> Task description: Pick out every line that holds the string "Санин" and copy it.

----- Exercise materials

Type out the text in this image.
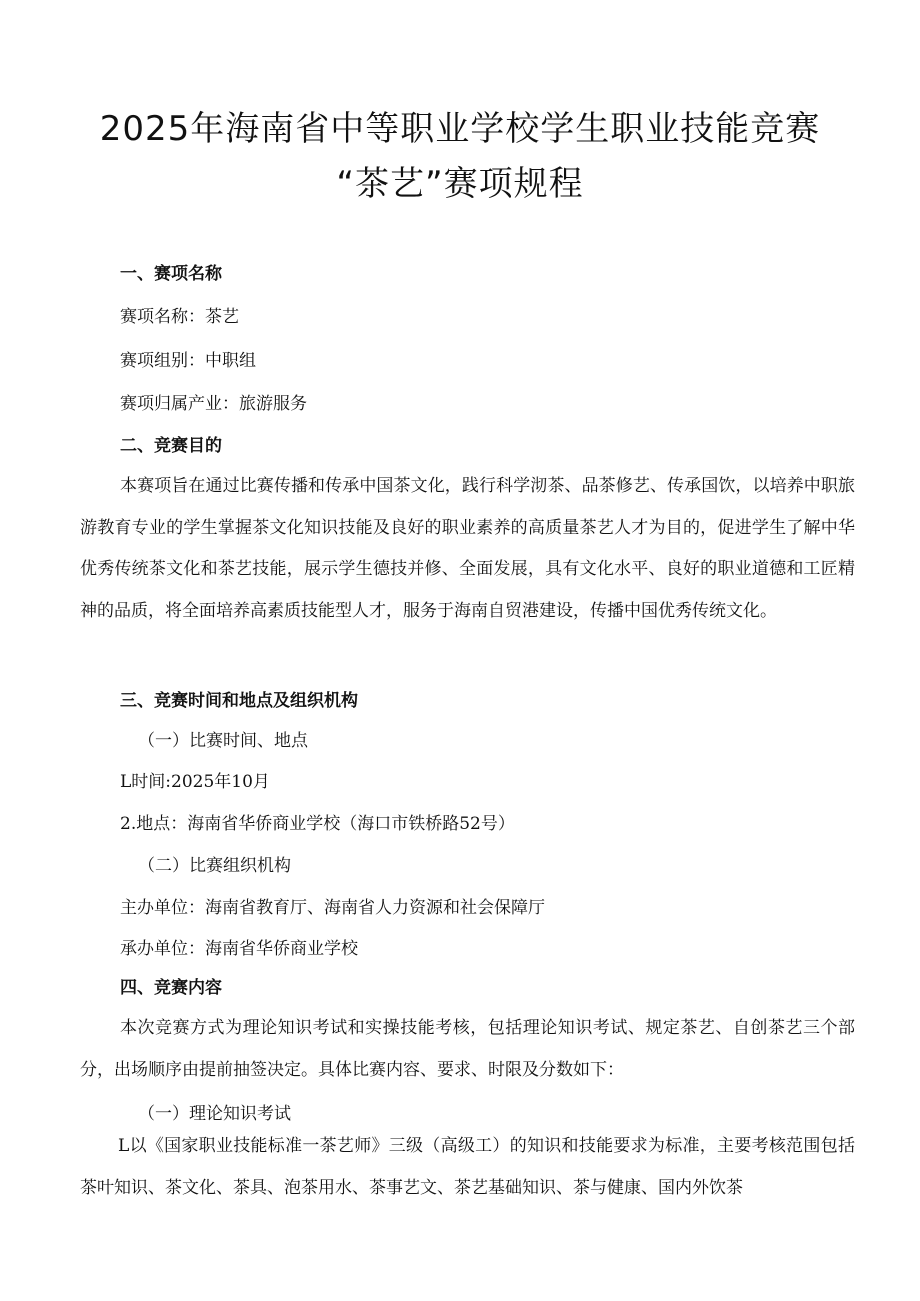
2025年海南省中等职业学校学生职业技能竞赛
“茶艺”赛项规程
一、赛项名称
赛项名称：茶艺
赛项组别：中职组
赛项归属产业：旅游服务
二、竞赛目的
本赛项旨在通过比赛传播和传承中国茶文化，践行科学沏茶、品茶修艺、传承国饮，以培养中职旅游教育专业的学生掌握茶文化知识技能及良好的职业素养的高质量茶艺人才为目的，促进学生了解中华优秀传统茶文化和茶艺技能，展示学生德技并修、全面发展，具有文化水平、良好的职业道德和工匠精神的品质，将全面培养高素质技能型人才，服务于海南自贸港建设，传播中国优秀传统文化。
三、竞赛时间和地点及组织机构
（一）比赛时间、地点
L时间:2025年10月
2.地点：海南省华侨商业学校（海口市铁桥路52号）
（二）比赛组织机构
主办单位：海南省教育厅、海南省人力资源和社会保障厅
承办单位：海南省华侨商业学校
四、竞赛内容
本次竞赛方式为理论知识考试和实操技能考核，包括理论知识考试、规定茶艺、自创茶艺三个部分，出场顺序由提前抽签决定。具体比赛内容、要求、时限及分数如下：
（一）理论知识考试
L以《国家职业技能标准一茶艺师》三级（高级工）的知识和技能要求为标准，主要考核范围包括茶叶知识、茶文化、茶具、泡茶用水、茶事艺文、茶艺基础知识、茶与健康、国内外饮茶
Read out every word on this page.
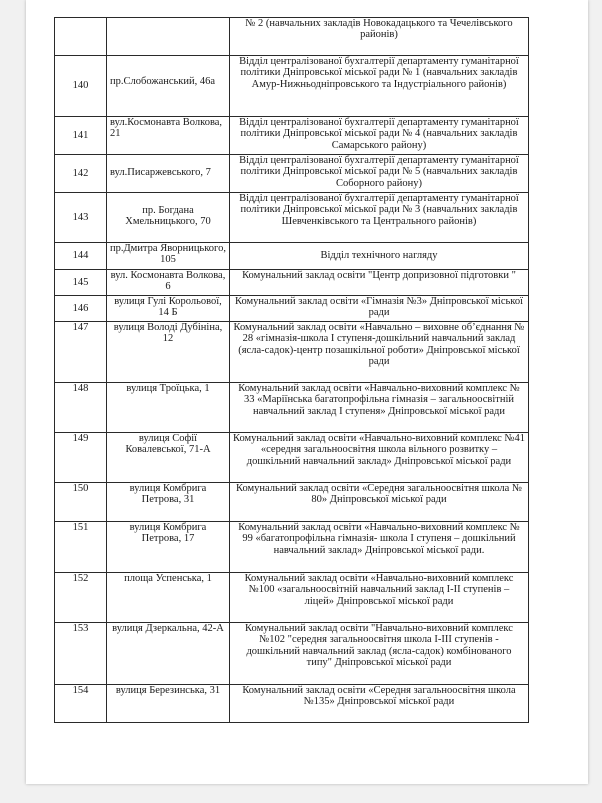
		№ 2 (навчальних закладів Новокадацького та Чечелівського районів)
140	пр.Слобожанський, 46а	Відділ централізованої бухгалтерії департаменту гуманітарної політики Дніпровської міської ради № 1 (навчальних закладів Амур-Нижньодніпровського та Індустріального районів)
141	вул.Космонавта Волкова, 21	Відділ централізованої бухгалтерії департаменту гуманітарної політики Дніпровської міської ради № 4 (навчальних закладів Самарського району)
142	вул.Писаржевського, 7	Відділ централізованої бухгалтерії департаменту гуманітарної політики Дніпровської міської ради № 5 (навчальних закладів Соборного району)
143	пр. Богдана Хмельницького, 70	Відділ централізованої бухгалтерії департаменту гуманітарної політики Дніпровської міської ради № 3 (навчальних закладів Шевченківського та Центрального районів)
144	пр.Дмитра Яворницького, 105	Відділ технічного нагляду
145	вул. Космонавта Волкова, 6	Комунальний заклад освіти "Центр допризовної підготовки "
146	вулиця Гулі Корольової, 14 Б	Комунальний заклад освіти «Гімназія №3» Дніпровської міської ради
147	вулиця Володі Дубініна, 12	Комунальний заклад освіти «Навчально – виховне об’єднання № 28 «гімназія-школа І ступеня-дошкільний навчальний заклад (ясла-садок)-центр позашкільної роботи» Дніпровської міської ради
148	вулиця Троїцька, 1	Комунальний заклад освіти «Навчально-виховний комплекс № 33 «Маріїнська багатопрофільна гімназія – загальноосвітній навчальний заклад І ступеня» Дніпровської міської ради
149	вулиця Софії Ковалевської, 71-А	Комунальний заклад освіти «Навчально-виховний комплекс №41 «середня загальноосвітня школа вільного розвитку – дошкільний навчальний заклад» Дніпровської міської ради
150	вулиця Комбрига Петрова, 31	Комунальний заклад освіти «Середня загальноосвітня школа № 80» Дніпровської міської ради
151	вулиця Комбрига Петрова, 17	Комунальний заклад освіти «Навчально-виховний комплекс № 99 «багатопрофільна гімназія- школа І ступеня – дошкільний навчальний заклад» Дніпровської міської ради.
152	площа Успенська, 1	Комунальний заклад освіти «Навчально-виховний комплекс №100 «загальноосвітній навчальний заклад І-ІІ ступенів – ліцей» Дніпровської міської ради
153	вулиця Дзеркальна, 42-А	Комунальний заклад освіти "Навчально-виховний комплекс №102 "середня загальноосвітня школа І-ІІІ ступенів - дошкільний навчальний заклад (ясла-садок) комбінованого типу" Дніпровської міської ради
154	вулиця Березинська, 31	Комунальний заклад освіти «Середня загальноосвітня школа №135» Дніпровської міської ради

----------
----- Exercise materials

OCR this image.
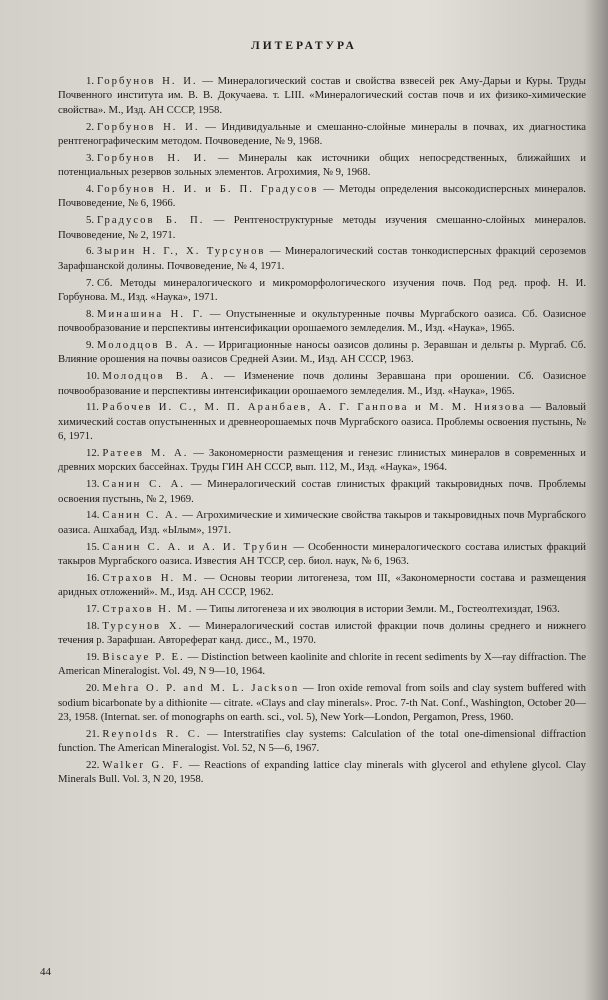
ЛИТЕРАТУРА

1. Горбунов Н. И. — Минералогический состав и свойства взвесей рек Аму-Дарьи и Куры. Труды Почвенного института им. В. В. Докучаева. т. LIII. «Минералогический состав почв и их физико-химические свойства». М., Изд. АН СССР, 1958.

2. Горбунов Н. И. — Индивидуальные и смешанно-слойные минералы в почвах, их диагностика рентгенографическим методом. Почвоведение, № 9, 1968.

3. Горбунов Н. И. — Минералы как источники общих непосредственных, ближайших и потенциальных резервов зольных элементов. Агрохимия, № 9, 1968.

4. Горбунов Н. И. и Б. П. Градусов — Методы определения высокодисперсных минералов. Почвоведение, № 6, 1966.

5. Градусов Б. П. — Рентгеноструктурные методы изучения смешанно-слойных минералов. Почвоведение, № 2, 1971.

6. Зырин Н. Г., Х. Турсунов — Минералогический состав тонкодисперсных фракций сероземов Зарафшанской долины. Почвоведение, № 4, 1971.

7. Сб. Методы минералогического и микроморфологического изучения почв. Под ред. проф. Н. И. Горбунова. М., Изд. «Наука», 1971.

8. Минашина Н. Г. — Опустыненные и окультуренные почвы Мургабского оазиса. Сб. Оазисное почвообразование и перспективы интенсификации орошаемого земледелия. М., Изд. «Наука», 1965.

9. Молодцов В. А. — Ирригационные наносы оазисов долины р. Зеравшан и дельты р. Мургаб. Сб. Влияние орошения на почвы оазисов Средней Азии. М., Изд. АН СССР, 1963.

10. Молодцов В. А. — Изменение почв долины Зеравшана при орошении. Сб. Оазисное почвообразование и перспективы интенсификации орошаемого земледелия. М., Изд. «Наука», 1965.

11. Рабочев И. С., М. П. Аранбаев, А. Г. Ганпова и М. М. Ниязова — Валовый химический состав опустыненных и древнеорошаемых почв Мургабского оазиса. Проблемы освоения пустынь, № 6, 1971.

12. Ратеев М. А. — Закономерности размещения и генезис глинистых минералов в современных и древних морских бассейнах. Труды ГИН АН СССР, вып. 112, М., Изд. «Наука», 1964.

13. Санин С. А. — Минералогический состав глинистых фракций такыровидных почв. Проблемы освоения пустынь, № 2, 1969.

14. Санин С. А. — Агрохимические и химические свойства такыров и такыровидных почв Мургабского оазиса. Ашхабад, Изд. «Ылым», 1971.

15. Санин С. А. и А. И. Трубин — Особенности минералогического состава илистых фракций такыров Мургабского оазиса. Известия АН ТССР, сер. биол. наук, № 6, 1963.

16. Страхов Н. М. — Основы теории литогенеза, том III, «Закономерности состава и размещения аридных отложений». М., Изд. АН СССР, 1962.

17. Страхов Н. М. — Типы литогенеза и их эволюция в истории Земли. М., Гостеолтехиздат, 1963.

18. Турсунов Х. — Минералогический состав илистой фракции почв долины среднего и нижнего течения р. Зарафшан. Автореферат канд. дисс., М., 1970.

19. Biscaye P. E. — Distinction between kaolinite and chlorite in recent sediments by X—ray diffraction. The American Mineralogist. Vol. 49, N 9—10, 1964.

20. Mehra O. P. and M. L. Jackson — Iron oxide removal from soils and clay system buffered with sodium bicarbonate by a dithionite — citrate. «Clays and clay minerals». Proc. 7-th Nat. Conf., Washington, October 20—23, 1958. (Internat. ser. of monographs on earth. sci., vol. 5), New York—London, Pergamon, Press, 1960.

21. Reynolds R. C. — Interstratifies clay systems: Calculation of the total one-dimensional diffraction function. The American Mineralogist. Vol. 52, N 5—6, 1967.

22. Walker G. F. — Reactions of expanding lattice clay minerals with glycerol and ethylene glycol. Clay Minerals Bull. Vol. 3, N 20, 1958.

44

----------

> Exercise result:
13. Санин С. А. — Минералогический состав глинистых фракций такыровидных почв. Проблемы освоения пустынь, № 2, 1969.
14. Санин С. А. — Агрохимические и химические свойства такыров и такыровидных почв Мургабского оазиса. Ашхабад, Изд. «Ылым», 1971.
15. Санин С. А. и А. И. Трубин — Особенности минералогического состава илистых фракций такыров Мургабского оазиса. Известия АН ТССР, сер. биол. наук, № 6, 1963.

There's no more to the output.